-- START SUPPLIED RECORDS --

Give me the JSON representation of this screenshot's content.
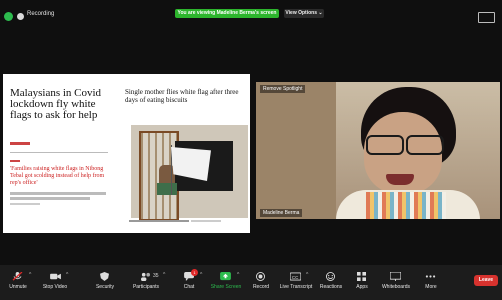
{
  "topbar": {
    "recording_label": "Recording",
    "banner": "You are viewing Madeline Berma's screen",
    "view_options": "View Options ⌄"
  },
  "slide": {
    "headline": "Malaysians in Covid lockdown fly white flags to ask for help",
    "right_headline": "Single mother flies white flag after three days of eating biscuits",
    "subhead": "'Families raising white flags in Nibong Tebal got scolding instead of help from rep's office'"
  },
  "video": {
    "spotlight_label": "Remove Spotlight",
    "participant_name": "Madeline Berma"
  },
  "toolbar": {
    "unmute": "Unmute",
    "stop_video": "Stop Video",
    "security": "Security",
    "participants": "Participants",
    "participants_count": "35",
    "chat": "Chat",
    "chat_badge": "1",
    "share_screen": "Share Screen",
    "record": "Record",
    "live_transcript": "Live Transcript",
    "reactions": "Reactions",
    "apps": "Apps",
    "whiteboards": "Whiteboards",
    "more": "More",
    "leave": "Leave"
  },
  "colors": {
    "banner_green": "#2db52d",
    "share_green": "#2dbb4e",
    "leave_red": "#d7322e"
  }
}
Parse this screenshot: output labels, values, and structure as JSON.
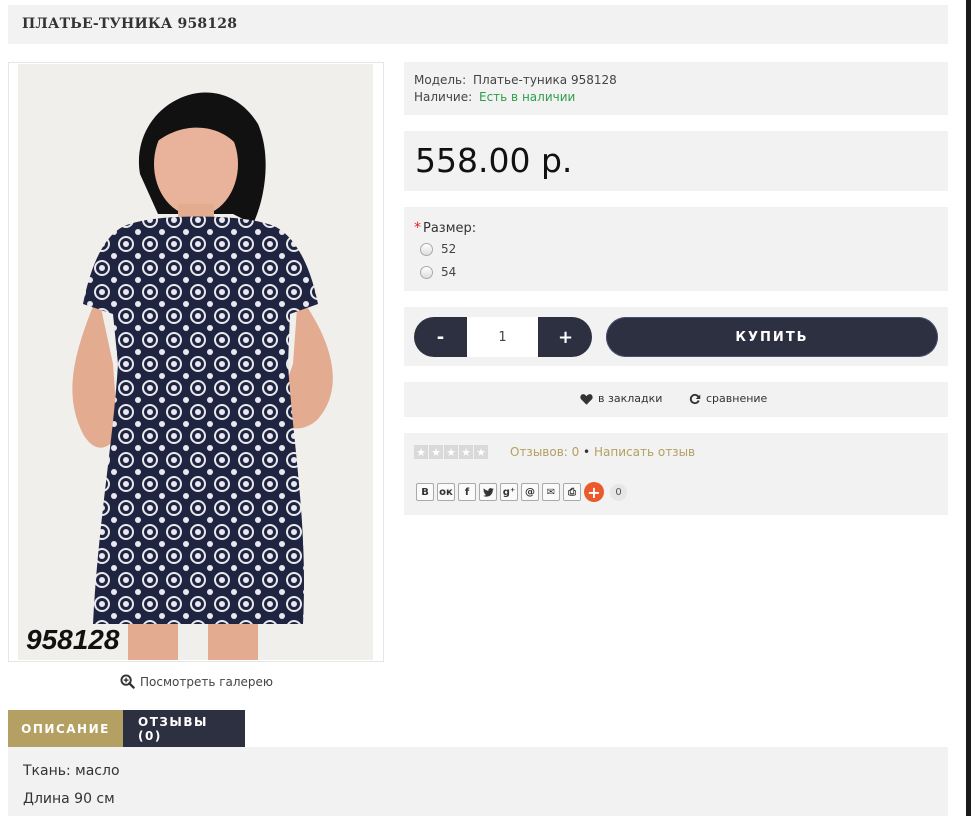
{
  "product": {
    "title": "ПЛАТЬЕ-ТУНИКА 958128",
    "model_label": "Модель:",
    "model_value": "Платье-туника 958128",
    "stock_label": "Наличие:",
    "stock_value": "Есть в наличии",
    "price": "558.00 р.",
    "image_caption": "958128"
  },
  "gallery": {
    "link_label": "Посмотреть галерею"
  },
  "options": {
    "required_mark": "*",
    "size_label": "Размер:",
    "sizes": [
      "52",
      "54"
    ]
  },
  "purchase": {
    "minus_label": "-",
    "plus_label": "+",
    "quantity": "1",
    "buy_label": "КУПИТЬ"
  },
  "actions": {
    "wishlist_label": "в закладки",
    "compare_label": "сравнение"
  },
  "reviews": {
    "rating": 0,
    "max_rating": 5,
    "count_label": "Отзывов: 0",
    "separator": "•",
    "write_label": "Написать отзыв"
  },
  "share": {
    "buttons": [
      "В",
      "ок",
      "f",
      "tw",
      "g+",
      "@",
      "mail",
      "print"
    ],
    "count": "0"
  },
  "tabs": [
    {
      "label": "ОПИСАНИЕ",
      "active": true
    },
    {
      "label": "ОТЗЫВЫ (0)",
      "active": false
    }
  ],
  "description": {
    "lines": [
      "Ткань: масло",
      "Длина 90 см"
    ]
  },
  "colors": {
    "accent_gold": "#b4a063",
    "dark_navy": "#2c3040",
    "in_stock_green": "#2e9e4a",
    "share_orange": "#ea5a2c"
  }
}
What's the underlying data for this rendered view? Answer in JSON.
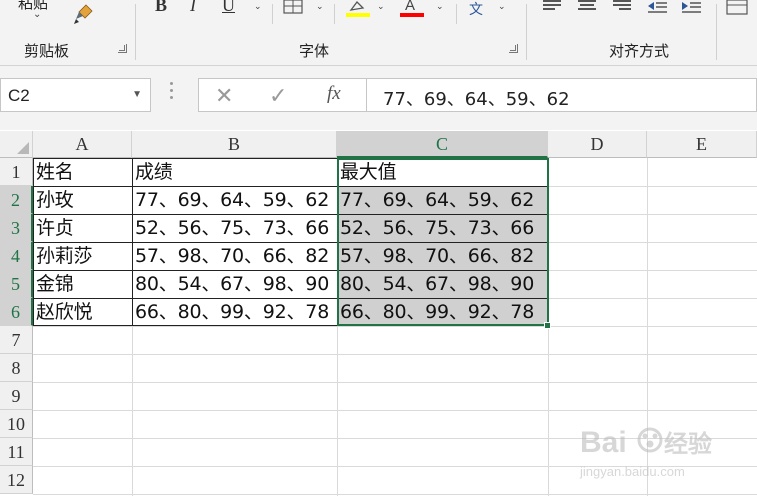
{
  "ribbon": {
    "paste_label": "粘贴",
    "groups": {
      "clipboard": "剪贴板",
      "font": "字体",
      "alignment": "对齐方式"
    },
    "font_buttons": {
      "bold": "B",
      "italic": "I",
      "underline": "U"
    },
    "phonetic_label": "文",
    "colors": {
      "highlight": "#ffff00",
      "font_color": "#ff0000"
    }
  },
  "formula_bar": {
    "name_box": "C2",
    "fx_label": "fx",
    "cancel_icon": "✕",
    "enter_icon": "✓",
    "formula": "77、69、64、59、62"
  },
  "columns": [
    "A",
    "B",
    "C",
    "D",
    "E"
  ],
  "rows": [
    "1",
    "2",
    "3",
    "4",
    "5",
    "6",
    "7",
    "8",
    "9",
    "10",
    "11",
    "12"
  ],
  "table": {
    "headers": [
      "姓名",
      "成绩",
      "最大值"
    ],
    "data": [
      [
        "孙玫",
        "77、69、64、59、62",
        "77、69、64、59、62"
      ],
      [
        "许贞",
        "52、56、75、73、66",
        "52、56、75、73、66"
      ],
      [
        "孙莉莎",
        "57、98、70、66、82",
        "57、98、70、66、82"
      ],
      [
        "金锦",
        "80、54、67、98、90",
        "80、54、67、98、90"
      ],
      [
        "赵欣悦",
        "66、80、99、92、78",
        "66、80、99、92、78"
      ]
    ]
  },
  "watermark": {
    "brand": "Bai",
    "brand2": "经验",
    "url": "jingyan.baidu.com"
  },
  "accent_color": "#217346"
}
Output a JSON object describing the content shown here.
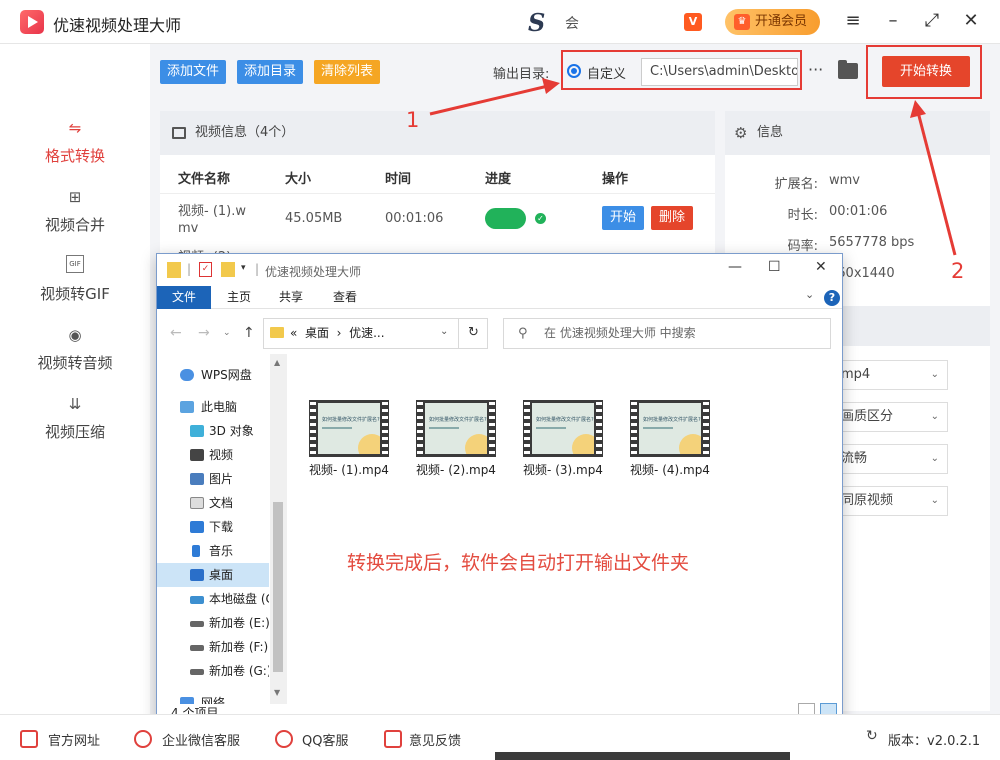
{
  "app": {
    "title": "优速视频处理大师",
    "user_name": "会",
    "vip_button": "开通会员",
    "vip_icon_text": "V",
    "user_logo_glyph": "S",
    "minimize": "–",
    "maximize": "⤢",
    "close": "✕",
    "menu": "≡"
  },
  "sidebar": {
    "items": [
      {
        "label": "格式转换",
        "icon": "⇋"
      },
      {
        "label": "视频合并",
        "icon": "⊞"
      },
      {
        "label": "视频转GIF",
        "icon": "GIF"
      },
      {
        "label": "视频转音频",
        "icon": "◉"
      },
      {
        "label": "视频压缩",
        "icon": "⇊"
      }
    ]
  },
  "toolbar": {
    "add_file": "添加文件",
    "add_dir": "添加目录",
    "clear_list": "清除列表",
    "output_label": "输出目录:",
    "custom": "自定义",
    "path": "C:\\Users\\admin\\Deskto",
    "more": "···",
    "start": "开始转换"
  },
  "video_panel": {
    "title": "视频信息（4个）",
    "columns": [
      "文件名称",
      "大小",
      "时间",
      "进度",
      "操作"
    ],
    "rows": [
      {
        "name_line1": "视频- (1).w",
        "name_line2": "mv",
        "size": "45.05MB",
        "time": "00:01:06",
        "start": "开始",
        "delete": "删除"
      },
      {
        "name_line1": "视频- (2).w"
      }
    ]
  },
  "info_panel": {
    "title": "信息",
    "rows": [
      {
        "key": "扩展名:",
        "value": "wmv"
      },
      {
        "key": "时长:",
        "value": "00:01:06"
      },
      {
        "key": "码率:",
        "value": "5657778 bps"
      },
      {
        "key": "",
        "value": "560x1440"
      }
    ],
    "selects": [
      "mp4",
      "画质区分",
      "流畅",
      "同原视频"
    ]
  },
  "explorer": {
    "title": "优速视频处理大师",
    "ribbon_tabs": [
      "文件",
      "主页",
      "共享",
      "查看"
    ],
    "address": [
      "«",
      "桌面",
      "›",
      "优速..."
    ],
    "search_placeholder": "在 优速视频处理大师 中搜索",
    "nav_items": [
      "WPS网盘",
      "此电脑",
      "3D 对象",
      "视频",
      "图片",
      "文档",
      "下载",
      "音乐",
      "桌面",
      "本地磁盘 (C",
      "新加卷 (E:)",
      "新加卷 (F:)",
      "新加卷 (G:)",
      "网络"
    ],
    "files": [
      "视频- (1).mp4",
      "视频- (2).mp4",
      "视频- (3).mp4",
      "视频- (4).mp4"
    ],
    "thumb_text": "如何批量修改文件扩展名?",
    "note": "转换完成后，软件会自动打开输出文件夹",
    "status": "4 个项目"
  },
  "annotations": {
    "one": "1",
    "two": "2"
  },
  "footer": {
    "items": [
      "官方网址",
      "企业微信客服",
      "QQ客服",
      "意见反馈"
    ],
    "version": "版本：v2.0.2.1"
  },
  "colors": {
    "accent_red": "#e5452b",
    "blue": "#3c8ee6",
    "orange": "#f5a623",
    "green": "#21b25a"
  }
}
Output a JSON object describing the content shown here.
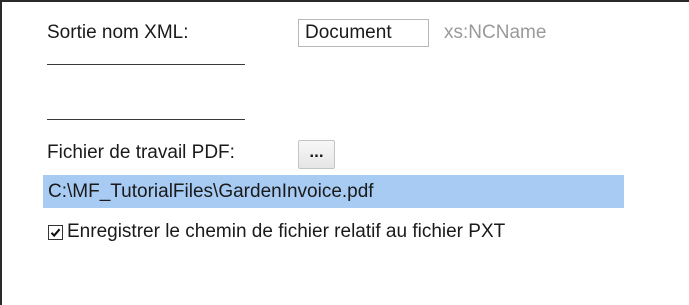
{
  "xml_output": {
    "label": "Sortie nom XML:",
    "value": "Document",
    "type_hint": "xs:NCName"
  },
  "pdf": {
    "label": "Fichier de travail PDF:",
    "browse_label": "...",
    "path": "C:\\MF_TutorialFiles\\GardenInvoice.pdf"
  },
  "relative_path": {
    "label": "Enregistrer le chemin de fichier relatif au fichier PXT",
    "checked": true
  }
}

-- END SUPPLIED RECORDS --

## REQUEST
Reproduce the material in its entirety and word for word, without the pictures.

## FULL OUTPUT
Give me the JSON representation of this screenshot's content.
{
  "topbar": {
    "recording_label": "Recording",
    "banner": "You are viewing Madeline Berma's screen",
    "view_options": "View Options ⌄"
  },
  "slide": {
    "headline": "Malaysians in Covid lockdown fly white flags to ask for help",
    "right_headline": "Single mother flies white flag after three days of eating biscuits",
    "subhead": "'Families raising white flags in Nibong Tebal got scolding instead of help from rep's office'"
  },
  "video": {
    "spotlight_label": "Remove Spotlight",
    "participant_name": "Madeline Berma"
  },
  "toolbar": {
    "unmute": "Unmute",
    "stop_video": "Stop Video",
    "security": "Security",
    "participants": "Participants",
    "participants_count": "35",
    "chat": "Chat",
    "chat_badge": "1",
    "share_screen": "Share Screen",
    "record": "Record",
    "live_transcript": "Live Transcript",
    "reactions": "Reactions",
    "apps": "Apps",
    "whiteboards": "Whiteboards",
    "more": "More",
    "leave": "Leave"
  },
  "colors": {
    "banner_green": "#2db52d",
    "share_green": "#2dbb4e",
    "leave_red": "#d7322e"
  }
}
Parse this screenshot: output labels, values, and structure as JSON.
{
  "product": {
    "title": "ПЛАТЬЕ-ТУНИКА 958128",
    "model_label": "Модель:",
    "model_value": "Платье-туника 958128",
    "stock_label": "Наличие:",
    "stock_value": "Есть в наличии",
    "price": "558.00 р.",
    "image_caption": "958128"
  },
  "gallery": {
    "link_label": "Посмотреть галерею"
  },
  "options": {
    "required_mark": "*",
    "size_label": "Размер:",
    "sizes": [
      "52",
      "54"
    ]
  },
  "purchase": {
    "minus_label": "-",
    "plus_label": "+",
    "quantity": "1",
    "buy_label": "КУПИТЬ"
  },
  "actions": {
    "wishlist_label": "в закладки",
    "compare_label": "сравнение"
  },
  "reviews": {
    "rating": 0,
    "max_rating": 5,
    "count_label": "Отзывов: 0",
    "separator": "•",
    "write_label": "Написать отзыв"
  },
  "share": {
    "buttons": [
      "В",
      "ок",
      "f",
      "tw",
      "g+",
      "@",
      "mail",
      "print"
    ],
    "count": "0"
  },
  "tabs": [
    {
      "label": "ОПИСАНИЕ",
      "active": true
    },
    {
      "label": "ОТЗЫВЫ (0)",
      "active": false
    }
  ],
  "description": {
    "lines": [
      "Ткань: масло",
      "Длина 90 см"
    ]
  },
  "colors": {
    "accent_gold": "#b4a063",
    "dark_navy": "#2c3040",
    "in_stock_green": "#2e9e4a",
    "share_orange": "#ea5a2c"
  }
}
What's the underlying data for this rendered view? Answer in JSON.
{
  "ribbon": {
    "paste_label": "粘贴",
    "groups": {
      "clipboard": "剪贴板",
      "font": "字体",
      "alignment": "对齐方式"
    },
    "font_buttons": {
      "bold": "B",
      "italic": "I",
      "underline": "U"
    },
    "phonetic_label": "文",
    "colors": {
      "highlight": "#ffff00",
      "font_color": "#ff0000"
    }
  },
  "formula_bar": {
    "name_box": "C2",
    "fx_label": "fx",
    "cancel_icon": "✕",
    "enter_icon": "✓",
    "formula": "77、69、64、59、62"
  },
  "columns": [
    "A",
    "B",
    "C",
    "D",
    "E"
  ],
  "rows": [
    "1",
    "2",
    "3",
    "4",
    "5",
    "6",
    "7",
    "8",
    "9",
    "10",
    "11",
    "12"
  ],
  "table": {
    "headers": [
      "姓名",
      "成绩",
      "最大值"
    ],
    "data": [
      [
        "孙玫",
        "77、69、64、59、62",
        "77、69、64、59、62"
      ],
      [
        "许贞",
        "52、56、75、73、66",
        "52、56、75、73、66"
      ],
      [
        "孙莉莎",
        "57、98、70、66、82",
        "57、98、70、66、82"
      ],
      [
        "金锦",
        "80、54、67、98、90",
        "80、54、67、98、90"
      ],
      [
        "赵欣悦",
        "66、80、99、92、78",
        "66、80、99、92、78"
      ]
    ]
  },
  "watermark": {
    "brand": "Bai",
    "brand2": "经验",
    "url": "jingyan.baidu.com"
  },
  "accent_color": "#217346"
}
Output a JSON object describing the content shown here.
{
  "app": {
    "title": "优速视频处理大师",
    "user_name": "会",
    "vip_button": "开通会员",
    "vip_icon_text": "V",
    "user_logo_glyph": "S",
    "minimize": "–",
    "maximize": "⤢",
    "close": "✕",
    "menu": "≡"
  },
  "sidebar": {
    "items": [
      {
        "label": "格式转换",
        "icon": "⇋"
      },
      {
        "label": "视频合并",
        "icon": "⊞"
      },
      {
        "label": "视频转GIF",
        "icon": "GIF"
      },
      {
        "label": "视频转音频",
        "icon": "◉"
      },
      {
        "label": "视频压缩",
        "icon": "⇊"
      }
    ]
  },
  "toolbar": {
    "add_file": "添加文件",
    "add_dir": "添加目录",
    "clear_list": "清除列表",
    "output_label": "输出目录:",
    "custom": "自定义",
    "path": "C:\\Users\\admin\\Deskto",
    "more": "···",
    "start": "开始转换"
  },
  "video_panel": {
    "title": "视频信息（4个）",
    "columns": [
      "文件名称",
      "大小",
      "时间",
      "进度",
      "操作"
    ],
    "rows": [
      {
        "name_line1": "视频- (1).w",
        "name_line2": "mv",
        "size": "45.05MB",
        "time": "00:01:06",
        "start": "开始",
        "delete": "删除"
      },
      {
        "name_line1": "视频- (2).w"
      }
    ]
  },
  "info_panel": {
    "title": "信息",
    "rows": [
      {
        "key": "扩展名:",
        "value": "wmv"
      },
      {
        "key": "时长:",
        "value": "00:01:06"
      },
      {
        "key": "码率:",
        "value": "5657778 bps"
      },
      {
        "key": "",
        "value": "560x1440"
      }
    ],
    "selects": [
      "mp4",
      "画质区分",
      "流畅",
      "同原视频"
    ]
  },
  "explorer": {
    "title": "优速视频处理大师",
    "ribbon_tabs": [
      "文件",
      "主页",
      "共享",
      "查看"
    ],
    "address": [
      "«",
      "桌面",
      "›",
      "优速..."
    ],
    "search_placeholder": "在 优速视频处理大师 中搜索",
    "nav_items": [
      "WPS网盘",
      "此电脑",
      "3D 对象",
      "视频",
      "图片",
      "文档",
      "下载",
      "音乐",
      "桌面",
      "本地磁盘 (C",
      "新加卷 (E:)",
      "新加卷 (F:)",
      "新加卷 (G:)",
      "网络"
    ],
    "files": [
      "视频- (1).mp4",
      "视频- (2).mp4",
      "视频- (3).mp4",
      "视频- (4).mp4"
    ],
    "thumb_text": "如何批量修改文件扩展名?",
    "note": "转换完成后，软件会自动打开输出文件夹",
    "status": "4 个项目"
  },
  "annotations": {
    "one": "1",
    "two": "2"
  },
  "footer": {
    "items": [
      "官方网址",
      "企业微信客服",
      "QQ客服",
      "意见反馈"
    ],
    "version": "版本：v2.0.2.1"
  },
  "colors": {
    "accent_red": "#e5452b",
    "blue": "#3c8ee6",
    "orange": "#f5a623",
    "green": "#21b25a"
  }
}
Output a JSON object describing the content shown here.
{
  "xml_output": {
    "label": "Sortie nom XML:",
    "value": "Document",
    "type_hint": "xs:NCName"
  },
  "pdf": {
    "label": "Fichier de travail PDF:",
    "browse_label": "...",
    "path": "C:\\MF_TutorialFiles\\GardenInvoice.pdf"
  },
  "relative_path": {
    "label": "Enregistrer le chemin de fichier relatif au fichier PXT",
    "checked": true
  }
}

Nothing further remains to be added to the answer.